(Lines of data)
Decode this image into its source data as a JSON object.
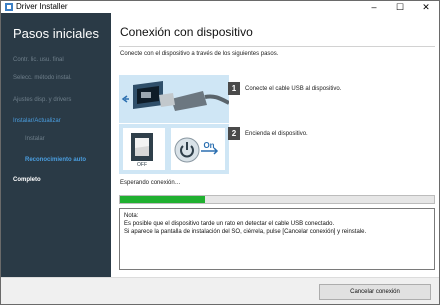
{
  "window": {
    "title": "Driver Installer"
  },
  "titlebar": {
    "minimize": "–",
    "maximize": "☐",
    "close": "✕"
  },
  "sidebar": {
    "heading": "Pasos iniciales",
    "items": [
      {
        "label": "Contr. lic. usu. final"
      },
      {
        "label": "Selecc. método instal."
      },
      {
        "label": "Ajustes disp. y drivers"
      },
      {
        "label": "Instalar/Actualizar"
      },
      {
        "label": "Instalar"
      },
      {
        "label": "Reconocimiento auto"
      },
      {
        "label": "Completo"
      }
    ]
  },
  "main": {
    "heading": "Conexión con dispositivo",
    "intro": "Conecte con el dispositivo a través de los siguientes pasos.",
    "steps": [
      {
        "number": "1",
        "text": "Conecte el cable USB al dispositivo."
      },
      {
        "number": "2",
        "text": "Encienda el dispositivo."
      }
    ],
    "illustration": {
      "off_label": "OFF",
      "on_label": "On"
    },
    "status": "Esperando conexión…",
    "progress": 0.27,
    "note": {
      "lines": [
        "Nota:",
        "Es posible que el dispositivo tarde un rato en detectar el cable USB conectado.",
        "Si aparece la pantalla de instalación del SO, ciérrela, pulse [Cancelar conexión] y reinstale."
      ]
    }
  },
  "footer": {
    "cancel_label": "Cancelar conexión"
  },
  "colors": {
    "sidebar_bg": "#2a3a46",
    "accent": "#4a9ee0",
    "progress": "#20b030"
  }
}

## Objective
From the records given above, reproduce all text exactly and exclude each picture.

## Written answer
Decode this image into its source data as a JSON object.
{
  "window": {
    "title": "Driver Installer"
  },
  "titlebar": {
    "minimize": "–",
    "maximize": "☐",
    "close": "✕"
  },
  "sidebar": {
    "heading": "Pasos iniciales",
    "items": [
      {
        "label": "Contr. lic. usu. final"
      },
      {
        "label": "Selecc. método instal."
      },
      {
        "label": "Ajustes disp. y drivers"
      },
      {
        "label": "Instalar/Actualizar"
      },
      {
        "label": "Instalar"
      },
      {
        "label": "Reconocimiento auto"
      },
      {
        "label": "Completo"
      }
    ]
  },
  "main": {
    "heading": "Conexión con dispositivo",
    "intro": "Conecte con el dispositivo a través de los siguientes pasos.",
    "steps": [
      {
        "number": "1",
        "text": "Conecte el cable USB al dispositivo."
      },
      {
        "number": "2",
        "text": "Encienda el dispositivo."
      }
    ],
    "illustration": {
      "off_label": "OFF",
      "on_label": "On"
    },
    "status": "Esperando conexión…",
    "progress": 0.27,
    "note": {
      "lines": [
        "Nota:",
        "Es posible que el dispositivo tarde un rato en detectar el cable USB conectado.",
        "Si aparece la pantalla de instalación del SO, ciérrela, pulse [Cancelar conexión] y reinstale."
      ]
    }
  },
  "footer": {
    "cancel_label": "Cancelar conexión"
  },
  "colors": {
    "sidebar_bg": "#2a3a46",
    "accent": "#4a9ee0",
    "progress": "#20b030"
  }
}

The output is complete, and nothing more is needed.